== WHAT THIS TASK INVOLVES ==
Please print the full listing exactly.

Stored records:
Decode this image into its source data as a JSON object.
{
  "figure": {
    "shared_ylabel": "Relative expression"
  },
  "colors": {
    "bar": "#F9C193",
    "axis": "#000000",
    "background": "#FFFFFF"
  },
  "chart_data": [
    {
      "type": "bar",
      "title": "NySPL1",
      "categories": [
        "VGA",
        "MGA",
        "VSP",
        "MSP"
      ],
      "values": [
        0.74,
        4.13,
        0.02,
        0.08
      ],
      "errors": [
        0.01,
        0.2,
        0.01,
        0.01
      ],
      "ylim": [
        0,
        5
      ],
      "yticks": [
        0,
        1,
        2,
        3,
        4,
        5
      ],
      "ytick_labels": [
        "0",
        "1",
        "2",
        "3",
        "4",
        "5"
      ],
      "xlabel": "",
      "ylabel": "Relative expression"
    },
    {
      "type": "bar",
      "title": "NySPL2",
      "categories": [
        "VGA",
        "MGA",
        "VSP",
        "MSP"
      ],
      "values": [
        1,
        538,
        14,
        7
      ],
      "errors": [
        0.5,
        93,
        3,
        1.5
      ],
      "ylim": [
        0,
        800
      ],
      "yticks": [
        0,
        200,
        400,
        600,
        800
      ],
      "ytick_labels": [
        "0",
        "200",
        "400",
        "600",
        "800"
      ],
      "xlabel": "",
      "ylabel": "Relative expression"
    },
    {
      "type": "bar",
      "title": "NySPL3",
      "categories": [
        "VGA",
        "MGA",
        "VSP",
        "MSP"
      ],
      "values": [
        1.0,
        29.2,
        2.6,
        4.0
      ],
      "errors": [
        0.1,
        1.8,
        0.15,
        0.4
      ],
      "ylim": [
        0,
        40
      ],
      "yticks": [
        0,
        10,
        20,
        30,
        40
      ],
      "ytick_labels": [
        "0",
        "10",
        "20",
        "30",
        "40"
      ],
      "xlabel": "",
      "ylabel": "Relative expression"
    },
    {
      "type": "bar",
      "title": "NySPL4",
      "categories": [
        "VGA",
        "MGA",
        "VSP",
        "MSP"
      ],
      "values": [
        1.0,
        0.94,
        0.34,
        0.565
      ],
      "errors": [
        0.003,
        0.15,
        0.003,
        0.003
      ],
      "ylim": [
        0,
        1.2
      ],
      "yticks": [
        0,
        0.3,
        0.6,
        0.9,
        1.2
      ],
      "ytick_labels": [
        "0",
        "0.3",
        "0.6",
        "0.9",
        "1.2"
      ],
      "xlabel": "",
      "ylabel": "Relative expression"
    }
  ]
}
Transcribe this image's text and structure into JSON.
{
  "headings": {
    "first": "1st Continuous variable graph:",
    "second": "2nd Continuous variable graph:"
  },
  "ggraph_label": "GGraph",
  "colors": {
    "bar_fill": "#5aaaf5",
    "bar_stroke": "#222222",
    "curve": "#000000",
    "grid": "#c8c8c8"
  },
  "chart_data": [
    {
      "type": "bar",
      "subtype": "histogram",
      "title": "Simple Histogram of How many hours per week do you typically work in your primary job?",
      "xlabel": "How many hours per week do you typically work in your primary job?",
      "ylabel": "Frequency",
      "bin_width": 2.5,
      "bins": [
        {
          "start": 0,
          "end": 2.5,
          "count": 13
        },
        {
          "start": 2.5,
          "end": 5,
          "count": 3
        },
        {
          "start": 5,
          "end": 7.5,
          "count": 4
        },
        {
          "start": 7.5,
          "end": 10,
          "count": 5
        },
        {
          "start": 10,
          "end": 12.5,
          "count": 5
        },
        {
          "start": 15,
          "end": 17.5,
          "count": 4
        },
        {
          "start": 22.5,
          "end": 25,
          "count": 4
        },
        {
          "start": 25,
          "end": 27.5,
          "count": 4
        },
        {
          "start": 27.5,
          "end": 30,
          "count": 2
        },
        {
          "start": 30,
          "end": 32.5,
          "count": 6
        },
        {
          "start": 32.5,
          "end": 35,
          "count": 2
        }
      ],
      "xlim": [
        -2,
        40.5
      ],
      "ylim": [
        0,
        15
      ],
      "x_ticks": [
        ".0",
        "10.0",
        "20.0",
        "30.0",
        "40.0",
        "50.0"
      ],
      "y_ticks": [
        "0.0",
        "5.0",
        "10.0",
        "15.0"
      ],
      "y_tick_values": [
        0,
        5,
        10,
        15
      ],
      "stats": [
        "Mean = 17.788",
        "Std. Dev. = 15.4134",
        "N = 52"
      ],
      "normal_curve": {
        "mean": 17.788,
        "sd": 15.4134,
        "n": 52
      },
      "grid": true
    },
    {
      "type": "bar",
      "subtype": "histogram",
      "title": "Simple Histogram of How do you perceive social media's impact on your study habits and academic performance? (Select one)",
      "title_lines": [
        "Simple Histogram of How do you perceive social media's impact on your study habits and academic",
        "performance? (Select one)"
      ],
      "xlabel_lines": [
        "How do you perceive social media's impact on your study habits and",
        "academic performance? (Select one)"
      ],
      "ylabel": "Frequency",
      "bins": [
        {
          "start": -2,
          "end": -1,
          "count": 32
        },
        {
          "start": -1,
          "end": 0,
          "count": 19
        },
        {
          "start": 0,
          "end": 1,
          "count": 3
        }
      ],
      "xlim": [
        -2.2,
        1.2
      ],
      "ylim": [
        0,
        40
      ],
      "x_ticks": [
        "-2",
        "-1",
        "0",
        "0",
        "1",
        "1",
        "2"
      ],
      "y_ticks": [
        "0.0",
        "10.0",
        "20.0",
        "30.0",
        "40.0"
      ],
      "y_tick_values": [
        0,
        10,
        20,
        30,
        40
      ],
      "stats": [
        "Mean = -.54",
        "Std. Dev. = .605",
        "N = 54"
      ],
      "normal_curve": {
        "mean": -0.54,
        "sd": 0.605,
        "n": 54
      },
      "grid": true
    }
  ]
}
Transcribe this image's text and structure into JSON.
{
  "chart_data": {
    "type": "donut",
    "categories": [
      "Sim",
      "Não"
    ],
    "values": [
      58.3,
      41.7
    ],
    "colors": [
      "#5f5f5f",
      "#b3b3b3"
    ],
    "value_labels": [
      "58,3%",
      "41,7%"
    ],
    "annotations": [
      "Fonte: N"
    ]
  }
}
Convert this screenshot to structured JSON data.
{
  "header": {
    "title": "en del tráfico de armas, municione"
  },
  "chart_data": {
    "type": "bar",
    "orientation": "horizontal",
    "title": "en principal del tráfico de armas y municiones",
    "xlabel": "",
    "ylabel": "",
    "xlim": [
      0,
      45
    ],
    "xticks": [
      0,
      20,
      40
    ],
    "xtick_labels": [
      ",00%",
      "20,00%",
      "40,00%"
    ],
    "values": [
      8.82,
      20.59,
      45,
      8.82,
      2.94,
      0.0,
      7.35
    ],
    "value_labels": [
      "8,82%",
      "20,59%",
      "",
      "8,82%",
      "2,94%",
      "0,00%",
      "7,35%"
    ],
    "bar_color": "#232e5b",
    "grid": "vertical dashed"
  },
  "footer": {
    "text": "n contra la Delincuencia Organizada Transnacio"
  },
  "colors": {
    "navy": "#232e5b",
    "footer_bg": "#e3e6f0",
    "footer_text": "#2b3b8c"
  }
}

== RESPONSE BELOW ==
Decode this image into its source data as a JSON object.
{
  "figure": {
    "shared_ylabel": "Relative expression"
  },
  "colors": {
    "bar": "#F9C193",
    "axis": "#000000",
    "background": "#FFFFFF"
  },
  "chart_data": [
    {
      "type": "bar",
      "title": "NySPL1",
      "categories": [
        "VGA",
        "MGA",
        "VSP",
        "MSP"
      ],
      "values": [
        0.74,
        4.13,
        0.02,
        0.08
      ],
      "errors": [
        0.01,
        0.2,
        0.01,
        0.01
      ],
      "ylim": [
        0,
        5
      ],
      "yticks": [
        0,
        1,
        2,
        3,
        4,
        5
      ],
      "ytick_labels": [
        "0",
        "1",
        "2",
        "3",
        "4",
        "5"
      ],
      "xlabel": "",
      "ylabel": "Relative expression"
    },
    {
      "type": "bar",
      "title": "NySPL2",
      "categories": [
        "VGA",
        "MGA",
        "VSP",
        "MSP"
      ],
      "values": [
        1,
        538,
        14,
        7
      ],
      "errors": [
        0.5,
        93,
        3,
        1.5
      ],
      "ylim": [
        0,
        800
      ],
      "yticks": [
        0,
        200,
        400,
        600,
        800
      ],
      "ytick_labels": [
        "0",
        "200",
        "400",
        "600",
        "800"
      ],
      "xlabel": "",
      "ylabel": "Relative expression"
    },
    {
      "type": "bar",
      "title": "NySPL3",
      "categories": [
        "VGA",
        "MGA",
        "VSP",
        "MSP"
      ],
      "values": [
        1.0,
        29.2,
        2.6,
        4.0
      ],
      "errors": [
        0.1,
        1.8,
        0.15,
        0.4
      ],
      "ylim": [
        0,
        40
      ],
      "yticks": [
        0,
        10,
        20,
        30,
        40
      ],
      "ytick_labels": [
        "0",
        "10",
        "20",
        "30",
        "40"
      ],
      "xlabel": "",
      "ylabel": "Relative expression"
    },
    {
      "type": "bar",
      "title": "NySPL4",
      "categories": [
        "VGA",
        "MGA",
        "VSP",
        "MSP"
      ],
      "values": [
        1.0,
        0.94,
        0.34,
        0.565
      ],
      "errors": [
        0.003,
        0.15,
        0.003,
        0.003
      ],
      "ylim": [
        0,
        1.2
      ],
      "yticks": [
        0,
        0.3,
        0.6,
        0.9,
        1.2
      ],
      "ytick_labels": [
        "0",
        "0.3",
        "0.6",
        "0.9",
        "1.2"
      ],
      "xlabel": "",
      "ylabel": "Relative expression"
    }
  ]
}
Transcribe this image's text and structure into JSON.
{
  "headings": {
    "first": "1st Continuous variable graph:",
    "second": "2nd Continuous variable graph:"
  },
  "ggraph_label": "GGraph",
  "colors": {
    "bar_fill": "#5aaaf5",
    "bar_stroke": "#222222",
    "curve": "#000000",
    "grid": "#c8c8c8"
  },
  "chart_data": [
    {
      "type": "bar",
      "subtype": "histogram",
      "title": "Simple Histogram of How many hours per week do you typically work in your primary job?",
      "xlabel": "How many hours per week do you typically work in your primary job?",
      "ylabel": "Frequency",
      "bin_width": 2.5,
      "bins": [
        {
          "start": 0,
          "end": 2.5,
          "count": 13
        },
        {
          "start": 2.5,
          "end": 5,
          "count": 3
        },
        {
          "start": 5,
          "end": 7.5,
          "count": 4
        },
        {
          "start": 7.5,
          "end": 10,
          "count": 5
        },
        {
          "start": 10,
          "end": 12.5,
          "count": 5
        },
        {
          "start": 15,
          "end": 17.5,
          "count": 4
        },
        {
          "start": 22.5,
          "end": 25,
          "count": 4
        },
        {
          "start": 25,
          "end": 27.5,
          "count": 4
        },
        {
          "start": 27.5,
          "end": 30,
          "count": 2
        },
        {
          "start": 30,
          "end": 32.5,
          "count": 6
        },
        {
          "start": 32.5,
          "end": 35,
          "count": 2
        }
      ],
      "xlim": [
        -2,
        40.5
      ],
      "ylim": [
        0,
        15
      ],
      "x_ticks": [
        ".0",
        "10.0",
        "20.0",
        "30.0",
        "40.0",
        "50.0"
      ],
      "y_ticks": [
        "0.0",
        "5.0",
        "10.0",
        "15.0"
      ],
      "y_tick_values": [
        0,
        5,
        10,
        15
      ],
      "stats": [
        "Mean = 17.788",
        "Std. Dev. = 15.4134",
        "N = 52"
      ],
      "normal_curve": {
        "mean": 17.788,
        "sd": 15.4134,
        "n": 52
      },
      "grid": true
    },
    {
      "type": "bar",
      "subtype": "histogram",
      "title": "Simple Histogram of How do you perceive social media's impact on your study habits and academic performance? (Select one)",
      "title_lines": [
        "Simple Histogram of How do you perceive social media's impact on your study habits and academic",
        "performance? (Select one)"
      ],
      "xlabel_lines": [
        "How do you perceive social media's impact on your study habits and",
        "academic performance? (Select one)"
      ],
      "ylabel": "Frequency",
      "bins": [
        {
          "start": -2,
          "end": -1,
          "count": 32
        },
        {
          "start": -1,
          "end": 0,
          "count": 19
        },
        {
          "start": 0,
          "end": 1,
          "count": 3
        }
      ],
      "xlim": [
        -2.2,
        1.2
      ],
      "ylim": [
        0,
        40
      ],
      "x_ticks": [
        "-2",
        "-1",
        "0",
        "0",
        "1",
        "1",
        "2"
      ],
      "y_ticks": [
        "0.0",
        "10.0",
        "20.0",
        "30.0",
        "40.0"
      ],
      "y_tick_values": [
        0,
        10,
        20,
        30,
        40
      ],
      "stats": [
        "Mean = -.54",
        "Std. Dev. = .605",
        "N = 54"
      ],
      "normal_curve": {
        "mean": -0.54,
        "sd": 0.605,
        "n": 54
      },
      "grid": true
    }
  ]
}
Transcribe this image's text and structure into JSON.
{
  "chart_data": {
    "type": "donut",
    "categories": [
      "Sim",
      "Não"
    ],
    "values": [
      58.3,
      41.7
    ],
    "colors": [
      "#5f5f5f",
      "#b3b3b3"
    ],
    "value_labels": [
      "58,3%",
      "41,7%"
    ],
    "annotations": [
      "Fonte: N"
    ]
  }
}
Convert this screenshot to structured JSON data.
{
  "header": {
    "title": "en del tráfico de armas, municione"
  },
  "chart_data": {
    "type": "bar",
    "orientation": "horizontal",
    "title": "en principal del tráfico de armas y municiones",
    "xlabel": "",
    "ylabel": "",
    "xlim": [
      0,
      45
    ],
    "xticks": [
      0,
      20,
      40
    ],
    "xtick_labels": [
      ",00%",
      "20,00%",
      "40,00%"
    ],
    "values": [
      8.82,
      20.59,
      45,
      8.82,
      2.94,
      0.0,
      7.35
    ],
    "value_labels": [
      "8,82%",
      "20,59%",
      "",
      "8,82%",
      "2,94%",
      "0,00%",
      "7,35%"
    ],
    "bar_color": "#232e5b",
    "grid": "vertical dashed"
  },
  "footer": {
    "text": "n contra la Delincuencia Organizada Transnacio"
  },
  "colors": {
    "navy": "#232e5b",
    "footer_bg": "#e3e6f0",
    "footer_text": "#2b3b8c"
  }
}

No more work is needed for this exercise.